Provide an exact reproduction of every entry.

======

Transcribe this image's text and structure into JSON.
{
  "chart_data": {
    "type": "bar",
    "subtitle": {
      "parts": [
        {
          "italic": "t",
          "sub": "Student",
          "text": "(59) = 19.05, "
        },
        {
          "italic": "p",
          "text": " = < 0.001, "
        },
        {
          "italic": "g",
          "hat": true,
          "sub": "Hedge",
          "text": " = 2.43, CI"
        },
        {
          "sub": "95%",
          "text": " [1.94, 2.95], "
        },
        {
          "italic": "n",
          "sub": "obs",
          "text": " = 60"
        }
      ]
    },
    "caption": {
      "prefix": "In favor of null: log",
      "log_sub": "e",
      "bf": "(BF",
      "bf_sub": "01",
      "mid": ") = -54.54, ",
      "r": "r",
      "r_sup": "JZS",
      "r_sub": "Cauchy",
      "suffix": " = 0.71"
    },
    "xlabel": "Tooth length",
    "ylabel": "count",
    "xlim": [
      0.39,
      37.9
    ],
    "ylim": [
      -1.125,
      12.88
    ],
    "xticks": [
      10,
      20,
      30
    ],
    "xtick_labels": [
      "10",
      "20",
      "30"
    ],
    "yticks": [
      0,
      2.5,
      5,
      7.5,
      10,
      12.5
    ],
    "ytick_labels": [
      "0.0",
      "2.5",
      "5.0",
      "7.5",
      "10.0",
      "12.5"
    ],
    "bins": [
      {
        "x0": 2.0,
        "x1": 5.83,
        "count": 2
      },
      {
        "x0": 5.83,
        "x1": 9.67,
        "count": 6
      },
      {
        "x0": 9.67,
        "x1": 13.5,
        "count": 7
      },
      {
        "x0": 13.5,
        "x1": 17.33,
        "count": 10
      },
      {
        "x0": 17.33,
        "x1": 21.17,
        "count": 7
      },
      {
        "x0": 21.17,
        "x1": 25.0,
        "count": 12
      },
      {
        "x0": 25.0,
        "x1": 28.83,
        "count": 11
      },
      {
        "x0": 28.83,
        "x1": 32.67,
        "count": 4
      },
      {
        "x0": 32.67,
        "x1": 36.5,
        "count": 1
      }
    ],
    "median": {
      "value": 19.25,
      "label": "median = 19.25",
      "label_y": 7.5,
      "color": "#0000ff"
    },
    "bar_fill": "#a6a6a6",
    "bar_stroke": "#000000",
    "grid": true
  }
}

======

Result for this task:
Transcribe this image's text and structure into JSON.
{
  "chart_data": {
    "type": "bar",
    "subtitle": {
      "parts": [
        {
          "italic": "t",
          "sub": "Student",
          "text": "(59) = 19.05, "
        },
        {
          "italic": "p",
          "text": " = < 0.001, "
        },
        {
          "italic": "g",
          "hat": true,
          "sub": "Hedge",
          "text": " = 2.43, CI"
        },
        {
          "sub": "95%",
          "text": " [1.94, 2.95], "
        },
        {
          "italic": "n",
          "sub": "obs",
          "text": " = 60"
        }
      ]
    },
    "caption": {
      "prefix": "In favor of null: log",
      "log_sub": "e",
      "bf": "(BF",
      "bf_sub": "01",
      "mid": ") = -54.54, ",
      "r": "r",
      "r_sup": "JZS",
      "r_sub": "Cauchy",
      "suffix": " = 0.71"
    },
    "xlabel": "Tooth length",
    "ylabel": "count",
    "xlim": [
      0.39,
      37.9
    ],
    "ylim": [
      -1.125,
      12.88
    ],
    "xticks": [
      10,
      20,
      30
    ],
    "xtick_labels": [
      "10",
      "20",
      "30"
    ],
    "yticks": [
      0,
      2.5,
      5,
      7.5,
      10,
      12.5
    ],
    "ytick_labels": [
      "0.0",
      "2.5",
      "5.0",
      "7.5",
      "10.0",
      "12.5"
    ],
    "bins": [
      {
        "x0": 2.0,
        "x1": 5.83,
        "count": 2
      },
      {
        "x0": 5.83,
        "x1": 9.67,
        "count": 6
      },
      {
        "x0": 9.67,
        "x1": 13.5,
        "count": 7
      },
      {
        "x0": 13.5,
        "x1": 17.33,
        "count": 10
      },
      {
        "x0": 17.33,
        "x1": 21.17,
        "count": 7
      },
      {
        "x0": 21.17,
        "x1": 25.0,
        "count": 12
      },
      {
        "x0": 25.0,
        "x1": 28.83,
        "count": 11
      },
      {
        "x0": 28.83,
        "x1": 32.67,
        "count": 4
      },
      {
        "x0": 32.67,
        "x1": 36.5,
        "count": 1
      }
    ],
    "median": {
      "value": 19.25,
      "label": "median = 19.25",
      "label_y": 7.5,
      "color": "#0000ff"
    },
    "bar_fill": "#a6a6a6",
    "bar_stroke": "#000000",
    "grid": true
  }
}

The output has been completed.